Exercise prompt: Retype the records below word for word and omit any image.

-- start --

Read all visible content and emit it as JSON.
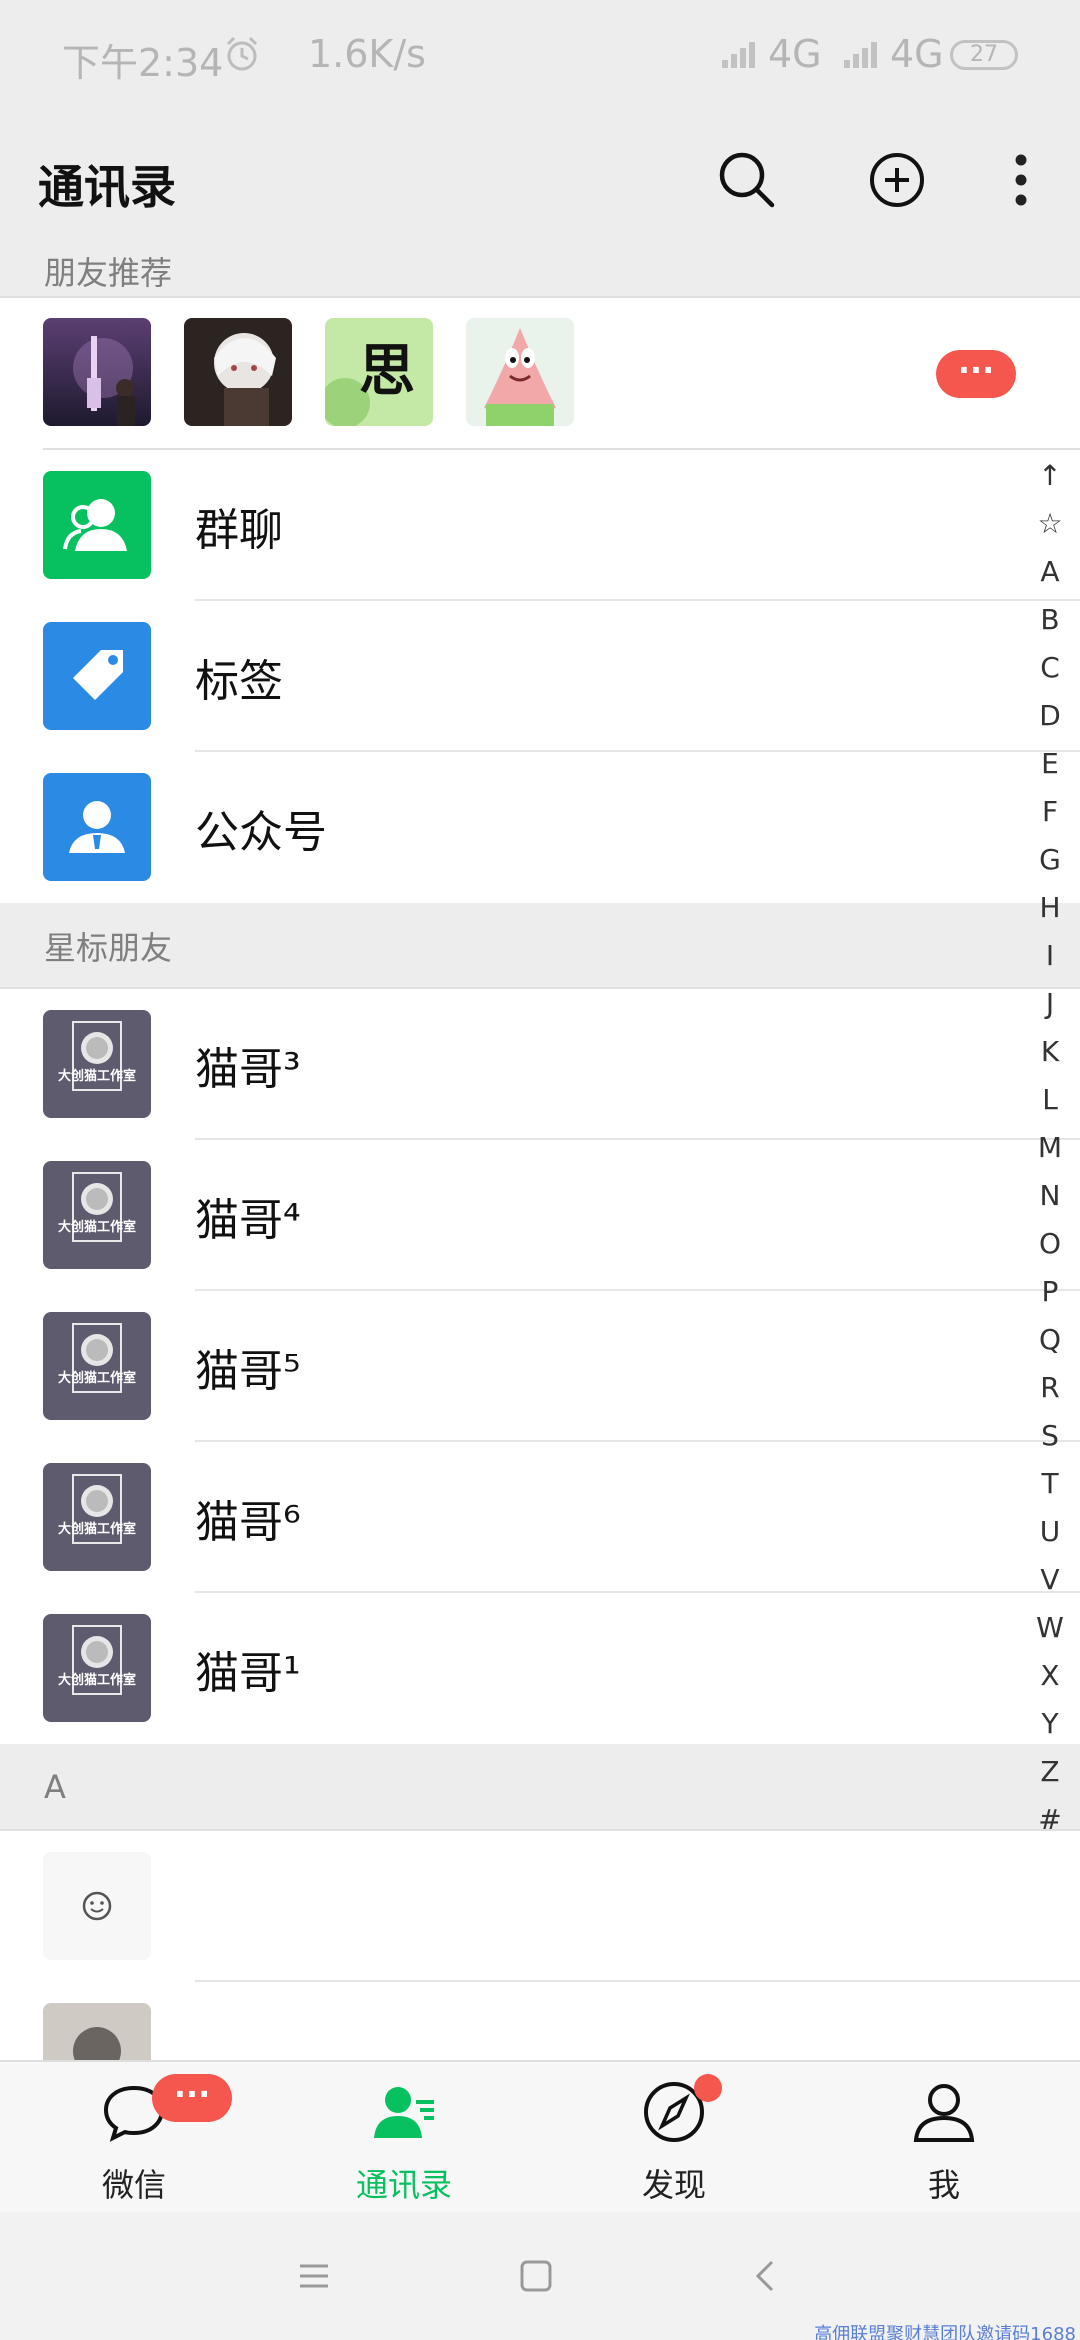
{
  "status_bar": {
    "time": "下午2:34",
    "speed": "1.6K/s",
    "network_1": "4G",
    "network_2": "4G",
    "battery": "27",
    "alarm_icon": "alarm-icon",
    "signal_icon": "signal-icon"
  },
  "header": {
    "title": "通讯录",
    "search_icon": "search-icon",
    "add_icon": "plus-circle-icon",
    "more_icon": "more-vertical-icon"
  },
  "friend_recommend": {
    "title": "朋友推荐",
    "avatars": [
      "avatar-tower",
      "avatar-anime",
      "avatar-calligraphy",
      "avatar-patrick"
    ],
    "calligraphy_char": "思",
    "more_badge": "···"
  },
  "function_items": [
    {
      "label": "群聊",
      "icon": "group-chat-icon",
      "color": "#07c160"
    },
    {
      "label": "标签",
      "icon": "tag-icon",
      "color": "#2b8ae3"
    },
    {
      "label": "公众号",
      "icon": "official-account-icon",
      "color": "#2b8ae3"
    }
  ],
  "starred_section": {
    "title": "星标朋友",
    "contacts": [
      {
        "name": "猫哥³"
      },
      {
        "name": "猫哥⁴"
      },
      {
        "name": "猫哥⁵"
      },
      {
        "name": "猫哥⁶"
      },
      {
        "name": "猫哥¹"
      }
    ],
    "avatar_text": "大创猫工作室"
  },
  "a_section": {
    "title": "A",
    "contacts": [
      {
        "name": "",
        "avatar": "smiley-icon"
      },
      {
        "name": "@@@",
        "avatar": "avatar-person"
      }
    ]
  },
  "index_bar": [
    "↑",
    "☆",
    "A",
    "B",
    "C",
    "D",
    "E",
    "F",
    "G",
    "H",
    "I",
    "J",
    "K",
    "L",
    "M",
    "N",
    "O",
    "P",
    "Q",
    "R",
    "S",
    "T",
    "U",
    "V",
    "W",
    "X",
    "Y",
    "Z",
    "#"
  ],
  "tabs": [
    {
      "label": "微信",
      "icon": "chat-bubble-icon",
      "active": false,
      "badge": "···"
    },
    {
      "label": "通讯录",
      "icon": "contacts-icon",
      "active": true
    },
    {
      "label": "发现",
      "icon": "compass-icon",
      "active": false,
      "dot": true
    },
    {
      "label": "我",
      "icon": "person-icon",
      "active": false
    }
  ],
  "nav_bar": {
    "menu_icon": "menu-icon",
    "home_icon": "home-icon",
    "back_icon": "back-icon"
  },
  "watermark": "高佣联盟聚财慧团队邀请码1688",
  "colors": {
    "accent": "#07c160",
    "badge": "#f5574f",
    "blue": "#2b8ae3"
  }
}
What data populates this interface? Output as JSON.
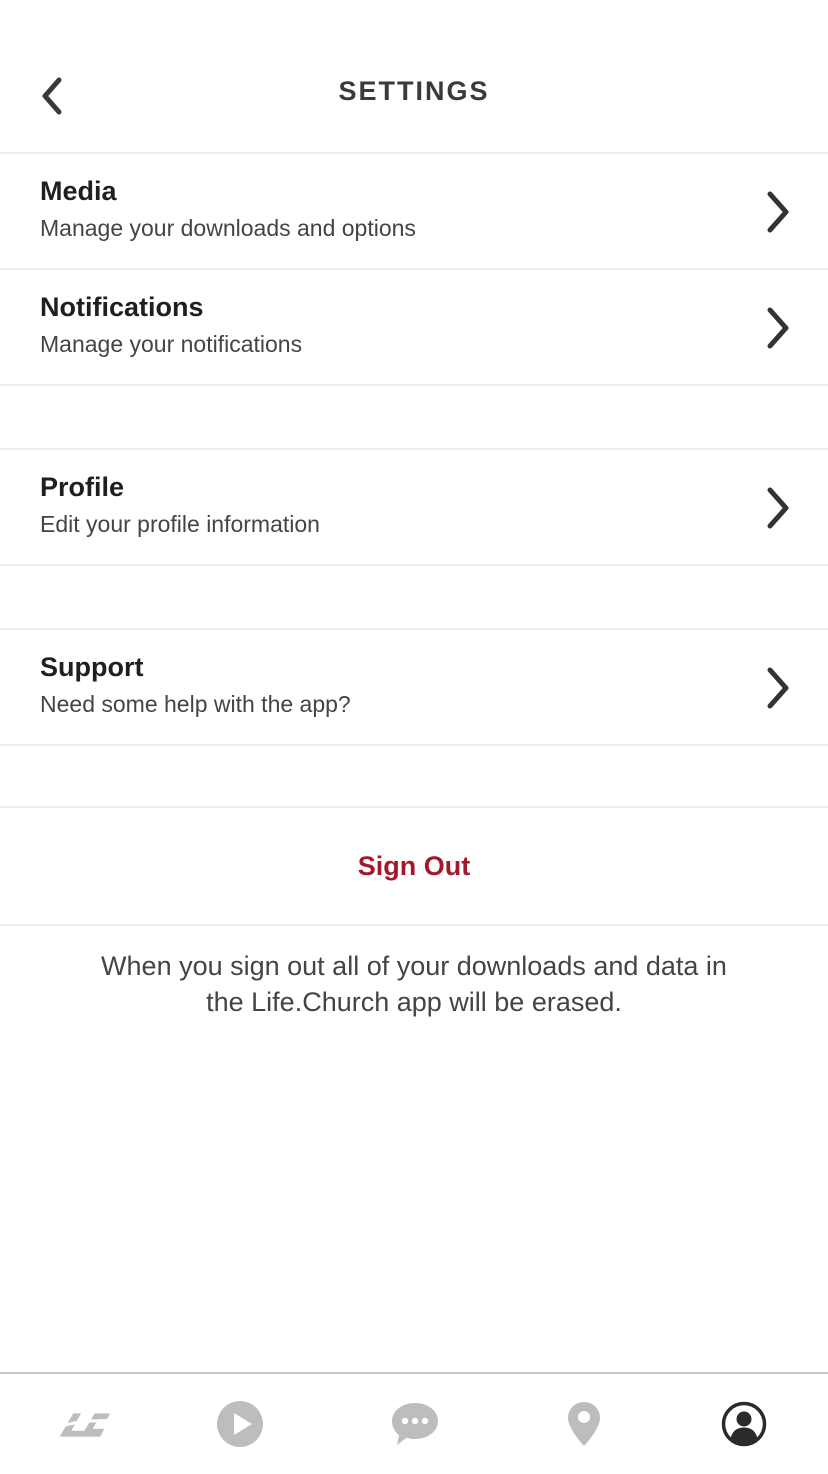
{
  "header": {
    "title": "SETTINGS"
  },
  "sections": [
    {
      "id": "media",
      "title": "Media",
      "subtitle": "Manage your downloads and options"
    },
    {
      "id": "notifications",
      "title": "Notifications",
      "subtitle": "Manage your notifications"
    },
    {
      "id": "profile",
      "title": "Profile",
      "subtitle": "Edit your profile information"
    },
    {
      "id": "support",
      "title": "Support",
      "subtitle": "Need some help with the app?"
    }
  ],
  "sign_out": {
    "label": "Sign Out",
    "color": "#a3192c",
    "warning": "When you sign out all of your downloads and data in the Life.Church app will be erased."
  },
  "tabbar": {
    "tabs": [
      {
        "icon": "lifechurch-logo-icon",
        "active": false
      },
      {
        "icon": "play-icon",
        "active": false
      },
      {
        "icon": "chat-icon",
        "active": false
      },
      {
        "icon": "location-pin-icon",
        "active": false
      },
      {
        "icon": "profile-icon",
        "active": true
      }
    ],
    "inactive_color": "#bdbdbd",
    "active_color": "#2b2b2b"
  }
}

-- end --

Final result:
Read all visible content and emit it as JSON.
{
  "status_bar": {
    "time": "下午2:34",
    "speed": "1.6K/s",
    "network_1": "4G",
    "network_2": "4G",
    "battery": "27",
    "alarm_icon": "alarm-icon",
    "signal_icon": "signal-icon"
  },
  "header": {
    "title": "通讯录",
    "search_icon": "search-icon",
    "add_icon": "plus-circle-icon",
    "more_icon": "more-vertical-icon"
  },
  "friend_recommend": {
    "title": "朋友推荐",
    "avatars": [
      "avatar-tower",
      "avatar-anime",
      "avatar-calligraphy",
      "avatar-patrick"
    ],
    "calligraphy_char": "思",
    "more_badge": "···"
  },
  "function_items": [
    {
      "label": "群聊",
      "icon": "group-chat-icon",
      "color": "#07c160"
    },
    {
      "label": "标签",
      "icon": "tag-icon",
      "color": "#2b8ae3"
    },
    {
      "label": "公众号",
      "icon": "official-account-icon",
      "color": "#2b8ae3"
    }
  ],
  "starred_section": {
    "title": "星标朋友",
    "contacts": [
      {
        "name": "猫哥³"
      },
      {
        "name": "猫哥⁴"
      },
      {
        "name": "猫哥⁵"
      },
      {
        "name": "猫哥⁶"
      },
      {
        "name": "猫哥¹"
      }
    ],
    "avatar_text": "大创猫工作室"
  },
  "a_section": {
    "title": "A",
    "contacts": [
      {
        "name": "",
        "avatar": "smiley-icon"
      },
      {
        "name": "@@@",
        "avatar": "avatar-person"
      }
    ]
  },
  "index_bar": [
    "↑",
    "☆",
    "A",
    "B",
    "C",
    "D",
    "E",
    "F",
    "G",
    "H",
    "I",
    "J",
    "K",
    "L",
    "M",
    "N",
    "O",
    "P",
    "Q",
    "R",
    "S",
    "T",
    "U",
    "V",
    "W",
    "X",
    "Y",
    "Z",
    "#"
  ],
  "tabs": [
    {
      "label": "微信",
      "icon": "chat-bubble-icon",
      "active": false,
      "badge": "···"
    },
    {
      "label": "通讯录",
      "icon": "contacts-icon",
      "active": true
    },
    {
      "label": "发现",
      "icon": "compass-icon",
      "active": false,
      "dot": true
    },
    {
      "label": "我",
      "icon": "person-icon",
      "active": false
    }
  ],
  "nav_bar": {
    "menu_icon": "menu-icon",
    "home_icon": "home-icon",
    "back_icon": "back-icon"
  },
  "watermark": "高佣联盟聚财慧团队邀请码1688",
  "colors": {
    "accent": "#07c160",
    "badge": "#f5574f",
    "blue": "#2b8ae3"
  }
}
What data populates this interface? Output as JSON.
{
  "header": {
    "title": "SETTINGS"
  },
  "sections": [
    {
      "id": "media",
      "title": "Media",
      "subtitle": "Manage your downloads and options"
    },
    {
      "id": "notifications",
      "title": "Notifications",
      "subtitle": "Manage your notifications"
    },
    {
      "id": "profile",
      "title": "Profile",
      "subtitle": "Edit your profile information"
    },
    {
      "id": "support",
      "title": "Support",
      "subtitle": "Need some help with the app?"
    }
  ],
  "sign_out": {
    "label": "Sign Out",
    "color": "#a3192c",
    "warning": "When you sign out all of your downloads and data in the Life.Church app will be erased."
  },
  "tabbar": {
    "tabs": [
      {
        "icon": "lifechurch-logo-icon",
        "active": false
      },
      {
        "icon": "play-icon",
        "active": false
      },
      {
        "icon": "chat-icon",
        "active": false
      },
      {
        "icon": "location-pin-icon",
        "active": false
      },
      {
        "icon": "profile-icon",
        "active": true
      }
    ],
    "inactive_color": "#bdbdbd",
    "active_color": "#2b2b2b"
  }
}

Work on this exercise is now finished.